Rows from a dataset
+ + + + +

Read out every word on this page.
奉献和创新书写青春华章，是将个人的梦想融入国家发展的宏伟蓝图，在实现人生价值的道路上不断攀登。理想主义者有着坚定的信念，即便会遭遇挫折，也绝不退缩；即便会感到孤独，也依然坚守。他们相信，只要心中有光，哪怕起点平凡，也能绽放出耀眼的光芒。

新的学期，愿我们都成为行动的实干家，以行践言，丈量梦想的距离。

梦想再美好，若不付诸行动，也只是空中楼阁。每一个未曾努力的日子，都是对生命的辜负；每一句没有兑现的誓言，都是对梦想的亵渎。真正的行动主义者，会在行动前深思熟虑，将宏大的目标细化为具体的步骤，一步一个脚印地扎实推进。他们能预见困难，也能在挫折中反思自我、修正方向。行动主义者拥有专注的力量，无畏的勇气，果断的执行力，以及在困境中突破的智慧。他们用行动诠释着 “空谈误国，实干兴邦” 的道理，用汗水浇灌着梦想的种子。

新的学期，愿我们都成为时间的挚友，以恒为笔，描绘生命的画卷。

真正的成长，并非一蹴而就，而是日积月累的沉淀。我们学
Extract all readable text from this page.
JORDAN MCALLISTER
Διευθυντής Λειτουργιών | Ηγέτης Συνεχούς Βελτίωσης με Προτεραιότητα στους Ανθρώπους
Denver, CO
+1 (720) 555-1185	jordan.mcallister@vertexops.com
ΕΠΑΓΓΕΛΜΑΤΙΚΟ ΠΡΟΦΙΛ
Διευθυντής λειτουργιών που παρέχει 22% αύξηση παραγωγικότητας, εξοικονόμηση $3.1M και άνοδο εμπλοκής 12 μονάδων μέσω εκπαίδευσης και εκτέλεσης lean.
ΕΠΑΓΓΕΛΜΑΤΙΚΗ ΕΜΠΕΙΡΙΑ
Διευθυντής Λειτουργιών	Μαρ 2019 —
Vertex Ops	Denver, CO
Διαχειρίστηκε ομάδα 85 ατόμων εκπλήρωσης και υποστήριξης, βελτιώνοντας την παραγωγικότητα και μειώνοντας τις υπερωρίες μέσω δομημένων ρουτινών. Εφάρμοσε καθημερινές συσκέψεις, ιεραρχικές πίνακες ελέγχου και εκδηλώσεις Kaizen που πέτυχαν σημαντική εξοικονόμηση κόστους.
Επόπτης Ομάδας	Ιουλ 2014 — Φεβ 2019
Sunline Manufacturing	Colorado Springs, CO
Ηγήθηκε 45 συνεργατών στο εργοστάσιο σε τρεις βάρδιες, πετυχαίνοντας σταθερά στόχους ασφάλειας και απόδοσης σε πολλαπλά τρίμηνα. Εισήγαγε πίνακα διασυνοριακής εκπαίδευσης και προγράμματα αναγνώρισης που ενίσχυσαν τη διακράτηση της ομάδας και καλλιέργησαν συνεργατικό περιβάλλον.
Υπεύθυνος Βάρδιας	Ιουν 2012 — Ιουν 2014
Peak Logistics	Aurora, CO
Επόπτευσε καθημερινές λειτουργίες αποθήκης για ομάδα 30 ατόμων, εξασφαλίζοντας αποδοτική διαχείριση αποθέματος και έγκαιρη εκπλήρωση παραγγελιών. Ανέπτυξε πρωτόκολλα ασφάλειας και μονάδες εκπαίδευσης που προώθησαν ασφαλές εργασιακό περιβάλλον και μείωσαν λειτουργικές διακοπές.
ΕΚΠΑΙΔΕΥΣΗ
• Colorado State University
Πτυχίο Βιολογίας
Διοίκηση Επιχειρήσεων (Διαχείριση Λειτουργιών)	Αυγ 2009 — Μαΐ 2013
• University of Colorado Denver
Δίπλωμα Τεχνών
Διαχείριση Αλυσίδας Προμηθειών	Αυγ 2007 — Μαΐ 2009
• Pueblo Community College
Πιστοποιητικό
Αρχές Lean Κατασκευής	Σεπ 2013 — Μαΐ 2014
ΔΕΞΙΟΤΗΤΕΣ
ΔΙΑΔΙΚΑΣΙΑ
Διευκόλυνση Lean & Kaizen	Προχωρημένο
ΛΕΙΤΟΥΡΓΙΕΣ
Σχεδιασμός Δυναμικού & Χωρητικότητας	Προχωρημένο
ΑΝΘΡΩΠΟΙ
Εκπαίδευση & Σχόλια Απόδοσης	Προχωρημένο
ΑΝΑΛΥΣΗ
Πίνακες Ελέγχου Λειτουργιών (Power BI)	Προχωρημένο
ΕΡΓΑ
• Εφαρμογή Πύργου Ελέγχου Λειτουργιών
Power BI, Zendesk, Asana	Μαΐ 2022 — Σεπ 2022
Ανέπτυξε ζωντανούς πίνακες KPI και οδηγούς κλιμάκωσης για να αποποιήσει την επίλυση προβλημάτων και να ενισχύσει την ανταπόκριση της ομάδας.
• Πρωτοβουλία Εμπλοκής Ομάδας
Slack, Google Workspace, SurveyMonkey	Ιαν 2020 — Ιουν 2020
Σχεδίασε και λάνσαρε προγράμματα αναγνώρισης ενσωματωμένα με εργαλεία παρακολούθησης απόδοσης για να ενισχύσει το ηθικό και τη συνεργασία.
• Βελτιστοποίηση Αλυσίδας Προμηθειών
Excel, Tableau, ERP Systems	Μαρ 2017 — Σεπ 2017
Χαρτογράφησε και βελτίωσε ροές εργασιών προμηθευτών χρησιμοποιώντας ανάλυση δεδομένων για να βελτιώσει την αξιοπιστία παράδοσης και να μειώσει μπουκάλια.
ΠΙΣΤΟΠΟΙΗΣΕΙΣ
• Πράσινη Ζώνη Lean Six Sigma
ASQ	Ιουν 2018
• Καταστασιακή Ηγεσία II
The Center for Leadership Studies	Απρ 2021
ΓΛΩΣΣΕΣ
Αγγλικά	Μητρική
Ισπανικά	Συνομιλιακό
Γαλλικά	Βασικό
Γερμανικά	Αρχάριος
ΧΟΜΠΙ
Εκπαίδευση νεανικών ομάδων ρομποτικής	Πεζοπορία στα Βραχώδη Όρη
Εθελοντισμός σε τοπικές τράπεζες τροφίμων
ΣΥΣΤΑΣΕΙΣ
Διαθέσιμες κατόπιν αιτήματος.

+ + + + +

What is required
Quote every line of the data, word for word.

Result below
Read out every word on this page.
奉献和创新书写青春华章，是将个人的梦想融入国家发展的宏伟蓝图，在实现人生价值的道路上不断攀登。理想主义者有着坚定的信念，即便会遭遇挫折，也绝不退缩；即便会感到孤独，也依然坚守。他们相信，只要心中有光，哪怕起点平凡，也能绽放出耀眼的光芒。

新的学期，愿我们都成为行动的实干家，以行践言，丈量梦想的距离。

梦想再美好，若不付诸行动，也只是空中楼阁。每一个未曾努力的日子，都是对生命的辜负；每一句没有兑现的誓言，都是对梦想的亵渎。真正的行动主义者，会在行动前深思熟虑，将宏大的目标细化为具体的步骤，一步一个脚印地扎实推进。他们能预见困难，也能在挫折中反思自我、修正方向。行动主义者拥有专注的力量，无畏的勇气，果断的执行力，以及在困境中突破的智慧。他们用行动诠释着 “空谈误国，实干兴邦” 的道理，用汗水浇灌着梦想的种子。

新的学期，愿我们都成为时间的挚友，以恒为笔，描绘生命的画卷。

真正的成长，并非一蹴而就，而是日积月累的沉淀。我们学
Extract all readable text from this page.
JORDAN MCALLISTER
Διευθυντής Λειτουργιών | Ηγέτης Συνεχούς Βελτίωσης με Προτεραιότητα στους Ανθρώπους
Denver, CO
+1 (720) 555-1185	jordan.mcallister@vertexops.com
ΕΠΑΓΓΕΛΜΑΤΙΚΟ ΠΡΟΦΙΛ
Διευθυντής λειτουργιών που παρέχει 22% αύξηση παραγωγικότητας, εξοικονόμηση $3.1M και άνοδο εμπλοκής 12 μονάδων μέσω εκπαίδευσης και εκτέλεσης lean.
ΕΠΑΓΓΕΛΜΑΤΙΚΗ ΕΜΠΕΙΡΙΑ
Διευθυντής Λειτουργιών	Μαρ 2019 —
Vertex Ops	Denver, CO
Διαχειρίστηκε ομάδα 85 ατόμων εκπλήρωσης και υποστήριξης, βελτιώνοντας την παραγωγικότητα και μειώνοντας τις υπερωρίες μέσω δομημένων ρουτινών. Εφάρμοσε καθημερινές συσκέψεις, ιεραρχικές πίνακες ελέγχου και εκδηλώσεις Kaizen που πέτυχαν σημαντική εξοικονόμηση κόστους.
Επόπτης Ομάδας	Ιουλ 2014 — Φεβ 2019
Sunline Manufacturing	Colorado Springs, CO
Ηγήθηκε 45 συνεργατών στο εργοστάσιο σε τρεις βάρδιες, πετυχαίνοντας σταθερά στόχους ασφάλειας και απόδοσης σε πολλαπλά τρίμηνα. Εισήγαγε πίνακα διασυνοριακής εκπαίδευσης και προγράμματα αναγνώρισης που ενίσχυσαν τη διακράτηση της ομάδας και καλλιέργησαν συνεργατικό περιβάλλον.
Υπεύθυνος Βάρδιας	Ιουν 2012 — Ιουν 2014
Peak Logistics	Aurora, CO
Επόπτευσε καθημερινές λειτουργίες αποθήκης για ομάδα 30 ατόμων, εξασφαλίζοντας αποδοτική διαχείριση αποθέματος και έγκαιρη εκπλήρωση παραγγελιών. Ανέπτυξε πρωτόκολλα ασφάλειας και μονάδες εκπαίδευσης που προώθησαν ασφαλές εργασιακό περιβάλλον και μείωσαν λειτουργικές διακοπές.
ΕΚΠΑΙΔΕΥΣΗ
• Colorado State University
Πτυχίο Βιολογίας
Διοίκηση Επιχειρήσεων (Διαχείριση Λειτουργιών)	Αυγ 2009 — Μαΐ 2013
• University of Colorado Denver
Δίπλωμα Τεχνών
Διαχείριση Αλυσίδας Προμηθειών	Αυγ 2007 — Μαΐ 2009
• Pueblo Community College
Πιστοποιητικό
Αρχές Lean Κατασκευής	Σεπ 2013 — Μαΐ 2014
ΔΕΞΙΟΤΗΤΕΣ
ΔΙΑΔΙΚΑΣΙΑ
Διευκόλυνση Lean & Kaizen	Προχωρημένο
ΛΕΙΤΟΥΡΓΙΕΣ
Σχεδιασμός Δυναμικού & Χωρητικότητας	Προχωρημένο
ΑΝΘΡΩΠΟΙ
Εκπαίδευση & Σχόλια Απόδοσης	Προχωρημένο
ΑΝΑΛΥΣΗ
Πίνακες Ελέγχου Λειτουργιών (Power BI)	Προχωρημένο
ΕΡΓΑ
• Εφαρμογή Πύργου Ελέγχου Λειτουργιών
Power BI, Zendesk, Asana	Μαΐ 2022 — Σεπ 2022
Ανέπτυξε ζωντανούς πίνακες KPI και οδηγούς κλιμάκωσης για να αποποιήσει την επίλυση προβλημάτων και να ενισχύσει την ανταπόκριση της ομάδας.
• Πρωτοβουλία Εμπλοκής Ομάδας
Slack, Google Workspace, SurveyMonkey	Ιαν 2020 — Ιουν 2020
Σχεδίασε και λάνσαρε προγράμματα αναγνώρισης ενσωματωμένα με εργαλεία παρακολούθησης απόδοσης για να ενισχύσει το ηθικό και τη συνεργασία.
• Βελτιστοποίηση Αλυσίδας Προμηθειών
Excel, Tableau, ERP Systems	Μαρ 2017 — Σεπ 2017
Χαρτογράφησε και βελτίωσε ροές εργασιών προμηθευτών χρησιμοποιώντας ανάλυση δεδομένων για να βελτιώσει την αξιοπιστία παράδοσης και να μειώσει μπουκάλια.
ΠΙΣΤΟΠΟΙΗΣΕΙΣ
• Πράσινη Ζώνη Lean Six Sigma
ASQ	Ιουν 2018
• Καταστασιακή Ηγεσία II
The Center for Leadership Studies	Απρ 2021
ΓΛΩΣΣΕΣ
Αγγλικά	Μητρική
Ισπανικά	Συνομιλιακό
Γαλλικά	Βασικό
Γερμανικά	Αρχάριος
ΧΟΜΠΙ
Εκπαίδευση νεανικών ομάδων ρομποτικής	Πεζοπορία στα Βραχώδη Όρη
Εθελοντισμός σε τοπικές τράπεζες τροφίμων
ΣΥΣΤΑΣΕΙΣ
Διαθέσιμες κατόπιν αιτήματος.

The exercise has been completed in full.